------ DATA LINES
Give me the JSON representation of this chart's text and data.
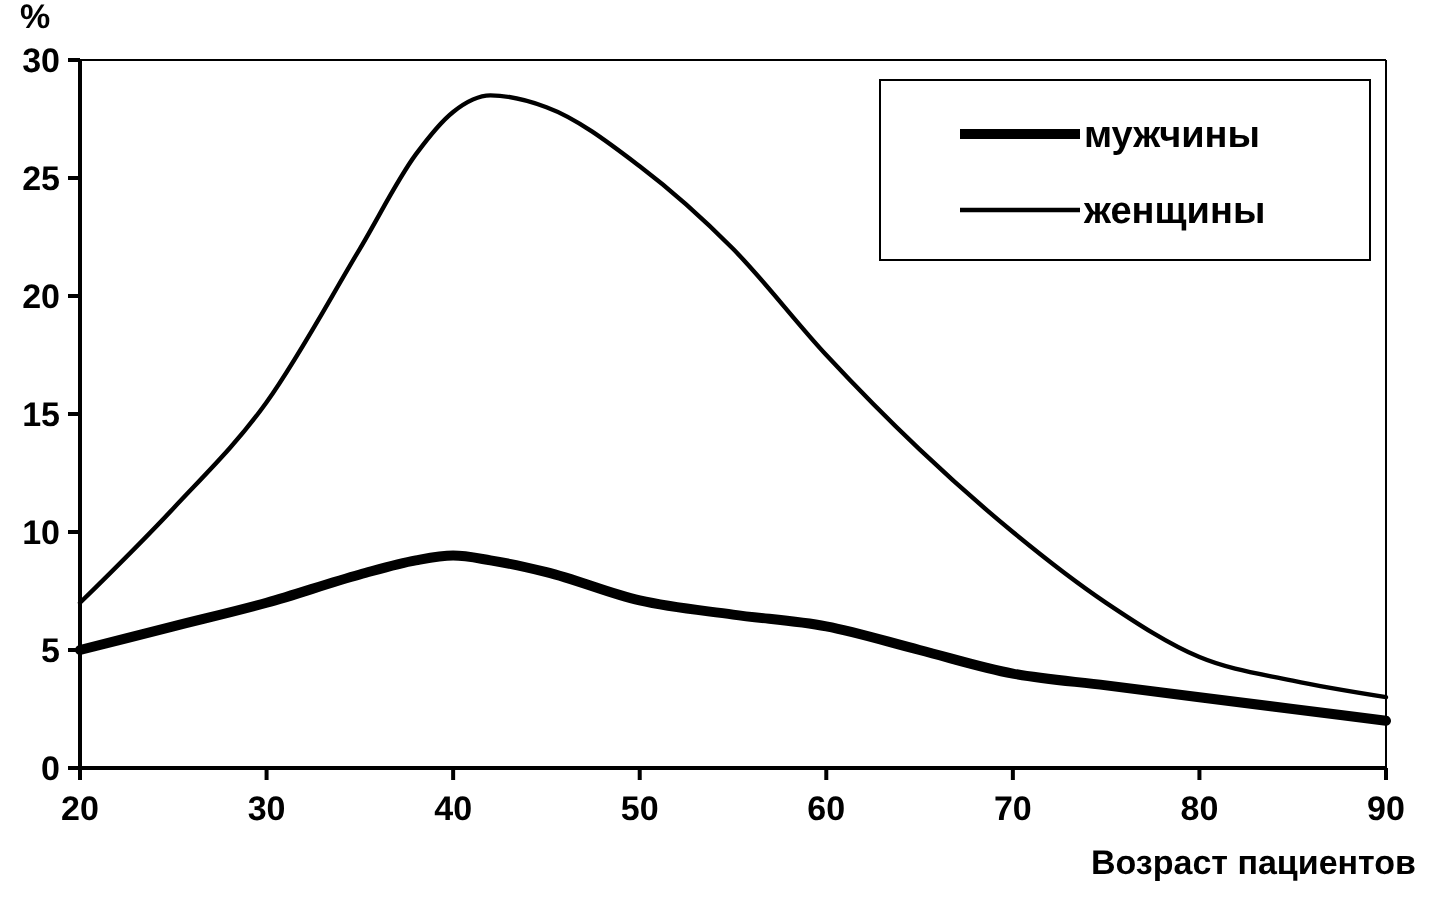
{
  "chart_data": {
    "type": "line",
    "ylabel": "%",
    "xlabel": "Возраст пациентов",
    "x": [
      20,
      25,
      30,
      35,
      38,
      40,
      42,
      45,
      50,
      55,
      60,
      65,
      70,
      75,
      80,
      85,
      90
    ],
    "series": [
      {
        "name": "мужчины",
        "color": "#000000",
        "values": [
          5,
          6,
          7,
          8.2,
          8.8,
          9,
          8.8,
          8.3,
          7.1,
          6.5,
          6,
          5,
          4,
          3.5,
          3,
          2.5,
          2
        ]
      },
      {
        "name": "женщины",
        "color": "#000000",
        "values": [
          7,
          11,
          15.5,
          22,
          26,
          27.8,
          28.5,
          28,
          25.5,
          22,
          17.5,
          13.5,
          10,
          7,
          4.7,
          3.7,
          3
        ]
      }
    ],
    "xlim": [
      20,
      90
    ],
    "xticks": [
      20,
      30,
      40,
      50,
      60,
      70,
      80,
      90
    ],
    "ylim": [
      0,
      30
    ],
    "yticks": [
      0,
      5,
      10,
      15,
      20,
      25,
      30
    ],
    "grid": false,
    "legend": "top right",
    "marker": "none",
    "line_style": "solid"
  }
}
------------
__GIVEN TASK__: Skip the pictures and print each record exactly as it stands.

__RESPONSE BELOW__:
Give me the JSON representation of this chart's text and data.
{
  "chart_data": {
    "type": "line",
    "ylabel": "%",
    "xlabel": "Возраст пациентов",
    "x": [
      20,
      25,
      30,
      35,
      38,
      40,
      42,
      45,
      50,
      55,
      60,
      65,
      70,
      75,
      80,
      85,
      90
    ],
    "series": [
      {
        "name": "мужчины",
        "color": "#000000",
        "values": [
          5,
          6,
          7,
          8.2,
          8.8,
          9,
          8.8,
          8.3,
          7.1,
          6.5,
          6,
          5,
          4,
          3.5,
          3,
          2.5,
          2
        ]
      },
      {
        "name": "женщины",
        "color": "#000000",
        "values": [
          7,
          11,
          15.5,
          22,
          26,
          27.8,
          28.5,
          28,
          25.5,
          22,
          17.5,
          13.5,
          10,
          7,
          4.7,
          3.7,
          3
        ]
      }
    ],
    "xlim": [
      20,
      90
    ],
    "xticks": [
      20,
      30,
      40,
      50,
      60,
      70,
      80,
      90
    ],
    "ylim": [
      0,
      30
    ],
    "yticks": [
      0,
      5,
      10,
      15,
      20,
      25,
      30
    ],
    "grid": false,
    "legend": "top right",
    "marker": "none",
    "line_style": "solid"
  }
}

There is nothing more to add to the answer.